▶ Task statement: Which lines have the string "JSON"? Copy all of them from the entries below.

▶ Data to use:
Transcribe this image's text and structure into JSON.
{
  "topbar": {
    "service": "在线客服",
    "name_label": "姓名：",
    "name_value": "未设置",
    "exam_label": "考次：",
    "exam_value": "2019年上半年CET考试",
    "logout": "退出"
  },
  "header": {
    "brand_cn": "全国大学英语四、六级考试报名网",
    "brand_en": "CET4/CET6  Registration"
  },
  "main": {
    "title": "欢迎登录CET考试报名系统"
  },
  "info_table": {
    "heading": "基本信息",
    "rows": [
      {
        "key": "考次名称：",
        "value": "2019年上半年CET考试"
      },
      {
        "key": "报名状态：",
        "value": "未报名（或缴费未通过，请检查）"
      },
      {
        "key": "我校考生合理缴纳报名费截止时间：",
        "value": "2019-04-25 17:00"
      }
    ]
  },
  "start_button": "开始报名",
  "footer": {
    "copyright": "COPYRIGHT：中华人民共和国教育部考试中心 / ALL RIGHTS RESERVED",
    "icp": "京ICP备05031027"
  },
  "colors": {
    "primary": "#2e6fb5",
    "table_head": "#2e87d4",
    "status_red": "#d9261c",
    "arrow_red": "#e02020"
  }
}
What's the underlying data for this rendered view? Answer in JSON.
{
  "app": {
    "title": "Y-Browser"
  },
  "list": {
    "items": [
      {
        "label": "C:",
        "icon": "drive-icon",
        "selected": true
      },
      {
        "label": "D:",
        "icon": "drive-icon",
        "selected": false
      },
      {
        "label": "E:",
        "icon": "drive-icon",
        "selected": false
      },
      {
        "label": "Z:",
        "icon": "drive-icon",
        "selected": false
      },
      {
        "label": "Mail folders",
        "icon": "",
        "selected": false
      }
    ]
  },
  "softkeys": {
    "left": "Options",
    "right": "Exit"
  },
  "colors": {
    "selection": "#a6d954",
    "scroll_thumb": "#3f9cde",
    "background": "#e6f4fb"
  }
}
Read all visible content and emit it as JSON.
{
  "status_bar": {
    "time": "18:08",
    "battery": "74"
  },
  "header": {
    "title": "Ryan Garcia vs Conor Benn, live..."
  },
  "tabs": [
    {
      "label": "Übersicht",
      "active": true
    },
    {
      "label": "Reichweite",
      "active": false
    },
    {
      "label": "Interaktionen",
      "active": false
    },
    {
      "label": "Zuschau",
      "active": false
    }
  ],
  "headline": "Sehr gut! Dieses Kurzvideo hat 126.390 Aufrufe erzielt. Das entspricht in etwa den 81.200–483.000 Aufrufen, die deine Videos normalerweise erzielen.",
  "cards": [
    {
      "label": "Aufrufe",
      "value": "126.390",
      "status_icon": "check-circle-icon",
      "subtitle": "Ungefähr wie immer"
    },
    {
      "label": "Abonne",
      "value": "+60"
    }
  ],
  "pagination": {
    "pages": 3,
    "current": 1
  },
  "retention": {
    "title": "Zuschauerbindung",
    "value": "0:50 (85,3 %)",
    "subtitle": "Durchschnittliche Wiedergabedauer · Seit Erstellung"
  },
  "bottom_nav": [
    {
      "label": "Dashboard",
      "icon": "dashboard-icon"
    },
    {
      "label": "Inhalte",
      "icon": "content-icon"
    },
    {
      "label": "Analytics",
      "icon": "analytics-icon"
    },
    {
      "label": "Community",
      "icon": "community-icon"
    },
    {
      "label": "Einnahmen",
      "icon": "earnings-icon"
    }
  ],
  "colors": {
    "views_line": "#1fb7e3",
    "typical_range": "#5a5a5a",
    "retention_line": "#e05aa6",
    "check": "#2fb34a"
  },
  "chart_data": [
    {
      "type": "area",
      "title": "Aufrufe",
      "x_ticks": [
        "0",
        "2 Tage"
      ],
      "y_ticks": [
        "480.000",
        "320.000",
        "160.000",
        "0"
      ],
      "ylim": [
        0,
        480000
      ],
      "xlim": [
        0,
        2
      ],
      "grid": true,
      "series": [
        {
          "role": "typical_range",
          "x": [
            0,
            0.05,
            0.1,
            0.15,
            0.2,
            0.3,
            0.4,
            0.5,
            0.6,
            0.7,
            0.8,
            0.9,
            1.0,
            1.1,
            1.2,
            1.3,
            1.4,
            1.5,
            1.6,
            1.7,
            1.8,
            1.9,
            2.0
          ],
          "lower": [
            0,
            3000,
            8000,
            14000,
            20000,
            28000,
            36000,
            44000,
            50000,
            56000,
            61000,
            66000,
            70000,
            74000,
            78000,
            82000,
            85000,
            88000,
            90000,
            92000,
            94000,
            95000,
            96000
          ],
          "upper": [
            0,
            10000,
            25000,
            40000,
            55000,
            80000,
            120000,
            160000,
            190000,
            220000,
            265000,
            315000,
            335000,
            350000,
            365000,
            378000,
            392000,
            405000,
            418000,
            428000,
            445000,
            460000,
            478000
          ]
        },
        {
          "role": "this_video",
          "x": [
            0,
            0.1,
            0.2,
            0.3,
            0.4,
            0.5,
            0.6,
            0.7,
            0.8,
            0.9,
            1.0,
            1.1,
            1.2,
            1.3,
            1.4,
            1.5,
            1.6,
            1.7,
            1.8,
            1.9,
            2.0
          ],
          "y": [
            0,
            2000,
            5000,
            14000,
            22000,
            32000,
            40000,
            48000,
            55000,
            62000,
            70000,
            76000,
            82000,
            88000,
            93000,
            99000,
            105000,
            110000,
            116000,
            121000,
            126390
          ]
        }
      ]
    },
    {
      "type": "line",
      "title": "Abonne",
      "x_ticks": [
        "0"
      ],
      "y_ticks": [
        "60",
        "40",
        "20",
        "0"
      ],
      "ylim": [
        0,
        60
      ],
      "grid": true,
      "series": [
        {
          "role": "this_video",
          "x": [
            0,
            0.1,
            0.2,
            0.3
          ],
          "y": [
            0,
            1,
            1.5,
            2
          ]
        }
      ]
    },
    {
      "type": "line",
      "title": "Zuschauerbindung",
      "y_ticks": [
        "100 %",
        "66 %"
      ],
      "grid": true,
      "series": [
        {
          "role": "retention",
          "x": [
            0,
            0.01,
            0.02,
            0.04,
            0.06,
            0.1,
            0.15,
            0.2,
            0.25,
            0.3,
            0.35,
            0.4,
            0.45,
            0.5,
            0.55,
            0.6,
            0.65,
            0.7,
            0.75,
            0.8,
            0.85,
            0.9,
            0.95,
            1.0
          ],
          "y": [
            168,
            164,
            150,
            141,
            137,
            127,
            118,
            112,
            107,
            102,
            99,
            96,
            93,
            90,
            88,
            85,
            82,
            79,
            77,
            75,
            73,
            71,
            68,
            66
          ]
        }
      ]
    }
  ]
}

▶ Solution to this exercise:
Transcribe this image's text and structure into JSON.
What's the underlying data for this rendered view? Answer in JSON.
Read all visible content and emit it as JSON.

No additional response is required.